◆ **Your goal**: Below are some entries. Copy each line that holds the string "xlabel".
BEGIN
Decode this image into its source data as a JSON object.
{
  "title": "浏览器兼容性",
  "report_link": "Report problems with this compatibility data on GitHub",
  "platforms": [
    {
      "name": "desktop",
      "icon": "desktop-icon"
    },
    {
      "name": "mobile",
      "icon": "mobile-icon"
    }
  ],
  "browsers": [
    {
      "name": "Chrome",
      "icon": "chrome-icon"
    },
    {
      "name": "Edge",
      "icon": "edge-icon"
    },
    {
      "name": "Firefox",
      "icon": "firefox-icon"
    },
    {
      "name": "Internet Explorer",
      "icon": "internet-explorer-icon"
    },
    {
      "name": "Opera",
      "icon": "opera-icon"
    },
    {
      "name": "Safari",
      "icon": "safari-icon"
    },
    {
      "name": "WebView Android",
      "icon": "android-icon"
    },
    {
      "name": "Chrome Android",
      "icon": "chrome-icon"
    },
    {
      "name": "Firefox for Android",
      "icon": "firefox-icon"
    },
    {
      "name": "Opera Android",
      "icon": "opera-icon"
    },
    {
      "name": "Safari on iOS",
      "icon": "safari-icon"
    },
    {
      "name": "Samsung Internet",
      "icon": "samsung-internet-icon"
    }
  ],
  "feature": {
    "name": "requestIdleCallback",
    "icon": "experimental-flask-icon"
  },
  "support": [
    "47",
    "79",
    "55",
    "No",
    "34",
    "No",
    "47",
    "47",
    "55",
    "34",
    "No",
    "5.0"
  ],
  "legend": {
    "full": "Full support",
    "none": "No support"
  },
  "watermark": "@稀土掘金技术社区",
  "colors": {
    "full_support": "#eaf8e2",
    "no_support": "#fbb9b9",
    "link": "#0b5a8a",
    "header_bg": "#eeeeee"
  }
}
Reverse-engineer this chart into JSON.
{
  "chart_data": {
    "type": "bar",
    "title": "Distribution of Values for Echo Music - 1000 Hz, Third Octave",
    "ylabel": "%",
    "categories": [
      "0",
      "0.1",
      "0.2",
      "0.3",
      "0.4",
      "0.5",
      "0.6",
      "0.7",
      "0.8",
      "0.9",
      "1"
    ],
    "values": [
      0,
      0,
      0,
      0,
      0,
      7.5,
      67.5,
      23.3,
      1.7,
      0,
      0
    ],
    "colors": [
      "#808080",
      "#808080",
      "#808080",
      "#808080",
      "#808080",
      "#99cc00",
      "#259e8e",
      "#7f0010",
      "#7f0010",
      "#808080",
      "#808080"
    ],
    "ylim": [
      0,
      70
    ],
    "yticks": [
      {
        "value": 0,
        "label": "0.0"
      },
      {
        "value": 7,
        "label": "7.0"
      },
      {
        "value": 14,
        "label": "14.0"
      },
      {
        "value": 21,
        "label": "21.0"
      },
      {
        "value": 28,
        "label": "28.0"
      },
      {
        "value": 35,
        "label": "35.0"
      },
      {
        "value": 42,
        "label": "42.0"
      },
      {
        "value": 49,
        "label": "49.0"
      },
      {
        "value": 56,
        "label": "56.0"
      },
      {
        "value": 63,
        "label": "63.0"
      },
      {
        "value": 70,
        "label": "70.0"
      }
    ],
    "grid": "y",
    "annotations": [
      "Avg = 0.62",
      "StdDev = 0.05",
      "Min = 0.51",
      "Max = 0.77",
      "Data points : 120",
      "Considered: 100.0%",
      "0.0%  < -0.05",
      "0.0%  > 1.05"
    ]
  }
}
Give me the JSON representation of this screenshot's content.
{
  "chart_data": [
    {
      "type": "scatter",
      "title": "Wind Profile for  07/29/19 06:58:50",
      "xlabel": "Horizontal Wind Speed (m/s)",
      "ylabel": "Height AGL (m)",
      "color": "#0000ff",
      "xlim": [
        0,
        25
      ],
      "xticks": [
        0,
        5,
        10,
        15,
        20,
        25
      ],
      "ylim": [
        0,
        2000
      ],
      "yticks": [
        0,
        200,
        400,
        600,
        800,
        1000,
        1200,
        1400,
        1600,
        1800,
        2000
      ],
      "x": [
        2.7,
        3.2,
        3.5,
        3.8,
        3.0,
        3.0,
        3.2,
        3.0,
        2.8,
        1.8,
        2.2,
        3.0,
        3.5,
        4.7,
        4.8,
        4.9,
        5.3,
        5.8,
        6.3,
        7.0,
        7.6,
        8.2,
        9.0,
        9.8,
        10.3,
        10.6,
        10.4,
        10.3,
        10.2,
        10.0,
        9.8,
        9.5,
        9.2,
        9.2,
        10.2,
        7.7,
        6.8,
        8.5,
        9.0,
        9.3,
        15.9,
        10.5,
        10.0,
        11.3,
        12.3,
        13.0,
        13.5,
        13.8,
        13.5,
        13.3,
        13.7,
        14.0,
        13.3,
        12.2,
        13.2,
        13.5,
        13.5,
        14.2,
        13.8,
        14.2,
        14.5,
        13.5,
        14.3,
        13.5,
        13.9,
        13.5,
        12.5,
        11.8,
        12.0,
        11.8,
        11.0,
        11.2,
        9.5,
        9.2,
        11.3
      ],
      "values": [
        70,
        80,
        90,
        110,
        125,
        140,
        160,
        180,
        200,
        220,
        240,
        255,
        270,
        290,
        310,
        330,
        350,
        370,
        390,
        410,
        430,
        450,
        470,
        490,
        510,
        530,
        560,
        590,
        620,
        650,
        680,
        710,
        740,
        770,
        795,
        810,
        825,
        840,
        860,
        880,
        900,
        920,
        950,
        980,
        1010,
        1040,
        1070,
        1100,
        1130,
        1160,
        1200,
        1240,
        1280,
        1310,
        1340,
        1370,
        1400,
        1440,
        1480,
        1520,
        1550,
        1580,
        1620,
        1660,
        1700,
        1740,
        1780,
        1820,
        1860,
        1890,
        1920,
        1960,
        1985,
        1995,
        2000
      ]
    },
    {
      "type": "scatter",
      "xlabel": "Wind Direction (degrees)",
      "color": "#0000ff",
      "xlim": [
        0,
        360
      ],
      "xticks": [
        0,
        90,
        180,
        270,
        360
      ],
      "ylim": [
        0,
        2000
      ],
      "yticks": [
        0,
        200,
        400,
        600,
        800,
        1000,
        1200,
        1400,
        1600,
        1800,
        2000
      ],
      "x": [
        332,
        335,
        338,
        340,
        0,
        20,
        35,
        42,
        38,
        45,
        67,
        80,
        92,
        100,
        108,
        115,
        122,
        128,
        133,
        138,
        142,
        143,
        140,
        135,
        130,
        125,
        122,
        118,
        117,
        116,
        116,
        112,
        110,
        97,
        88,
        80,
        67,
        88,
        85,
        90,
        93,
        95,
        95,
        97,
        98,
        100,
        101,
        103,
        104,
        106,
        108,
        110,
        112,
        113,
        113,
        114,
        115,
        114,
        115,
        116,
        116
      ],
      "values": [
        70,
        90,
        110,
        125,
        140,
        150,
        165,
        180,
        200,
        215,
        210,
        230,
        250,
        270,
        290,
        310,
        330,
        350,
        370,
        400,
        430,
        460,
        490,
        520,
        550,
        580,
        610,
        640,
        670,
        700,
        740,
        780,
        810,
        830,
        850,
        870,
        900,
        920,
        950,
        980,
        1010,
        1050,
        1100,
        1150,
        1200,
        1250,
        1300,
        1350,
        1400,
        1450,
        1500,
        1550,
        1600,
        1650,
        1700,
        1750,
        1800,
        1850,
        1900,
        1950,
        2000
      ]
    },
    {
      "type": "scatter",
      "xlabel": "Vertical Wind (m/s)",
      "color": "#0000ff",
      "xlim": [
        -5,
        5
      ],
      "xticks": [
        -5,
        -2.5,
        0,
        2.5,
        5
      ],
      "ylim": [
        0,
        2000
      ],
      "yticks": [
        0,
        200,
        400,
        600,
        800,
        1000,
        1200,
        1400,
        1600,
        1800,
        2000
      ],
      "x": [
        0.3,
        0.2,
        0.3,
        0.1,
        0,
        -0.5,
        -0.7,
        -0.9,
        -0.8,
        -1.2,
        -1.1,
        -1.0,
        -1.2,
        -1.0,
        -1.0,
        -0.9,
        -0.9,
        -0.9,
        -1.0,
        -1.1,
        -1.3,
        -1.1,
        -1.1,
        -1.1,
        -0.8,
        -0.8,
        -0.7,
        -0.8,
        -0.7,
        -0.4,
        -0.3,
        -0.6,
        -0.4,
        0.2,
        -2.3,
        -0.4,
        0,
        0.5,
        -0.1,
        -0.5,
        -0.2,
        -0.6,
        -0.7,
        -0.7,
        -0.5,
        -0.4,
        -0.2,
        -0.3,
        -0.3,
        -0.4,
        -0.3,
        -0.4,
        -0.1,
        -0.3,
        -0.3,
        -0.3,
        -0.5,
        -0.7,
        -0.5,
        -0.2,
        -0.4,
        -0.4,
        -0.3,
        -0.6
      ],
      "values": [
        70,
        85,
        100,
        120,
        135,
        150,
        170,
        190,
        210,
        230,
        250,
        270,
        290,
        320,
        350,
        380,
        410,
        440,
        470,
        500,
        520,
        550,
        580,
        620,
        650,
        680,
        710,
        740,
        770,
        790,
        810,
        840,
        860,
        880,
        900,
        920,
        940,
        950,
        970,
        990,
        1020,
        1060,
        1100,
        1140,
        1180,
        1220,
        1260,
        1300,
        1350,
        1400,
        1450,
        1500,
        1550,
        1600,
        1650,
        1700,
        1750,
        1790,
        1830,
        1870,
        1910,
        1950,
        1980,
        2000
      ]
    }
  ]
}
END
◆ **Solution to this problem**:
      "xlabel": "Horizontal Wind Speed (m/s)",
      "xlabel": "Wind Direction (degrees)",
      "xlabel": "Vertical Wind (m/s)",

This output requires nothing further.